→ **Selected text**
________________________________________
Now, is not this dreadful, my brethren? Does it not make our blood run cold? Does it not make our flesh creep? And yet it is my deliberate conviction that it was nothing but what might have been expected under the circumstances of the case. There was nothing there that might not possibly occur to us in this country and in this generation of the world, if there was such a man as John the Baptist alive. There never was but one, there never shall be another. But, then, there are men who, at a great distance from John the Baptist in dignity, are still faithful; men who lift up their voice in warning to sinners, no matter how they are found dressed, how they are found housed, in palaces as well as in hovels, clothed in purple and fine linen as well as clothed in rags. There are men in this world whom God enables to determine to keep a good conscience, come what will; men whom he inspires with courage to denounce the wickedness, not only of their generation in a mass, but to denounce the wickedness of this man and that man; and I do not honestly think that it is beyond the bounds of probability that before all of this generation shall pass away God may call some of his people to suffer unto death in this country, in these United States, the boasted home of liberty! God has been unmasking men and things to us in a very appalling way in the last few months. He has been showing us what is possible, and no man has a right to say that proscription and persecution for political opinions may not be followed by proscription and persecution for religious opinions.

One of the things which looks that way—one of the things which, it seems to me, is preparing for that state of things, which is breaking the way for it—is this insane pursuit of pleasure on the part of the people of this country, as if that were the chief thing for which mankind and womankind were made; and it is not only the people of the world that do it, but church members, and the members of the Presbyterian Church, the martyr-church of the world; the church which has furnished more victims for the stake, for the dragonade, for imprisonment, for the howling wilderness, for the dens and caves of the earth, than any other church since the outbreak of the Reformation. Oh! “tell it not in Gath, publish it not in the streets of Askelon,” that the members of this martyr-church are among the foremost in this insane pursuit after the pleasures of the world.
________________________________________
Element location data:
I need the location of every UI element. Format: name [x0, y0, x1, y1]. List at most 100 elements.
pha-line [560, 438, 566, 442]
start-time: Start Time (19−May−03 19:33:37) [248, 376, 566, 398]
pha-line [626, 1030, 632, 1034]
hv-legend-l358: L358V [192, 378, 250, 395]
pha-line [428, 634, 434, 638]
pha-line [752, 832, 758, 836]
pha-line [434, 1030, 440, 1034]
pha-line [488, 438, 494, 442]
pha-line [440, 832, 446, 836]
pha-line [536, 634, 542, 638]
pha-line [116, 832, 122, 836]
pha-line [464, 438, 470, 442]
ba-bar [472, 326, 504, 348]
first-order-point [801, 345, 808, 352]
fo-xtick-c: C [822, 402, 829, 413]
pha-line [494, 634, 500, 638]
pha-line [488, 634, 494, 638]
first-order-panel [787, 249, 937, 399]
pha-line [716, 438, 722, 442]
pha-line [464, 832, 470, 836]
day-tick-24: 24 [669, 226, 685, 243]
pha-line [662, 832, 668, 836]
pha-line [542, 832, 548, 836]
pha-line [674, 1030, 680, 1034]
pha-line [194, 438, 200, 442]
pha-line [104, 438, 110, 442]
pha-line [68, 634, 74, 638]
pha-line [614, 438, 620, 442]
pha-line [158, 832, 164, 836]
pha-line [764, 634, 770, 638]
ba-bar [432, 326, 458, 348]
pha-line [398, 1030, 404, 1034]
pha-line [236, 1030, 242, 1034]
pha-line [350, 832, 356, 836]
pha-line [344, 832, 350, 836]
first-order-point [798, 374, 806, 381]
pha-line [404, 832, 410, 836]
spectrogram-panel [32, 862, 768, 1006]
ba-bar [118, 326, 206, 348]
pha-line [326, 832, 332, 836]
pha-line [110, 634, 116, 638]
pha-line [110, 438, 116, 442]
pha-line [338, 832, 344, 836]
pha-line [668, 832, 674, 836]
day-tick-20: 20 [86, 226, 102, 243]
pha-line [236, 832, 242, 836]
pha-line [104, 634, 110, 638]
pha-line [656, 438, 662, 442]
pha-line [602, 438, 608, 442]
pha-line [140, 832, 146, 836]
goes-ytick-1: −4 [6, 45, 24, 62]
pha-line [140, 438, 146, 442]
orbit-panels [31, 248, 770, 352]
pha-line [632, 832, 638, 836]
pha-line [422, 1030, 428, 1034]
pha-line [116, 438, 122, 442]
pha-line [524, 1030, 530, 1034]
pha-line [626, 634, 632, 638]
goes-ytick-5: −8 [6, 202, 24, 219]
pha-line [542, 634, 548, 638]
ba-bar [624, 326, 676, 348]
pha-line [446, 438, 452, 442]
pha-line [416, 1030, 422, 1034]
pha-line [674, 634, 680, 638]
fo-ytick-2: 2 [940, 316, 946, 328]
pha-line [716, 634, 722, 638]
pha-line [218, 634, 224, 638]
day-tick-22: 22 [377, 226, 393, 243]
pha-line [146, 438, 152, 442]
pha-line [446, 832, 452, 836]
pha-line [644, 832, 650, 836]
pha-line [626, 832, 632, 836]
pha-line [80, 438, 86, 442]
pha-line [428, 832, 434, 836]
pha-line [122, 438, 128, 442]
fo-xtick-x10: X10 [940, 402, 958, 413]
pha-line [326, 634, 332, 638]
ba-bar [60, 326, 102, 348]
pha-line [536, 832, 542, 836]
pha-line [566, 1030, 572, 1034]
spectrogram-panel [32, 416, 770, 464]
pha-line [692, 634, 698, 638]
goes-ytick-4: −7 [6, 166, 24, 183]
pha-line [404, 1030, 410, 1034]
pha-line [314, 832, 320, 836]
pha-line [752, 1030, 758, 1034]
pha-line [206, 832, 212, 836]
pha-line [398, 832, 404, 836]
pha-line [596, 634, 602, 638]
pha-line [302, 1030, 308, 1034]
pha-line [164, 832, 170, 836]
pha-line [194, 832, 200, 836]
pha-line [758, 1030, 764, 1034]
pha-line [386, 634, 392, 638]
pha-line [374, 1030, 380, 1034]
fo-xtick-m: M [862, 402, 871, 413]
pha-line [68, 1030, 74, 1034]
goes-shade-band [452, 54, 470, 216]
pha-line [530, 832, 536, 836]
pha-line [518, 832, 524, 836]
________________________________________
→ **Problems to solve**
1. Summarize the passage on persecution and the pursuit of pleasure in two sentences.
2. Reproduce the passage on persecution and the pursuit of pleasure word for word, starting with "One of the things which looks" and going on through "of the world.".
These records were taken from a separate source.

→ **Replies**
1. The speaker holds that what happened to John the Baptist could occur in the United States, since there are still faithful men who denounce wickedness wherever they find it, and God may call some of his people to suffer unto death there, as persecution for political opinions may be followed by persecution for religious opinions. One thing preparing the way for that, the speaker says, is the country's insane pursuit of pleasure, shared even by members of the Presbyterian Church, which has furnished more victims than any other church since the outbreak of the Reformation.

2.
One of the things which looks that way—one of the things which, it seems to me, is preparing for that state of things, which is breaking the way for it—is this insane pursuit of pleasure on the part of the people of this country, as if that were the chief thing for which mankind and womankind were made; and it is not only the people of the world that do it, but church members, and the members of the Presbyterian Church, the martyr-church of the world; the church which has furnished more victims for the stake, for the dragonade, for imprisonment, for the howling wilderness, for the dens and caves of the earth, than any other church since the outbreak of the Reformation. Oh! “tell it not in Gath, publish it not in the streets of Askelon,” that the members of this martyr-church are among the foremost in this insane pursuit after the pleasures of the world.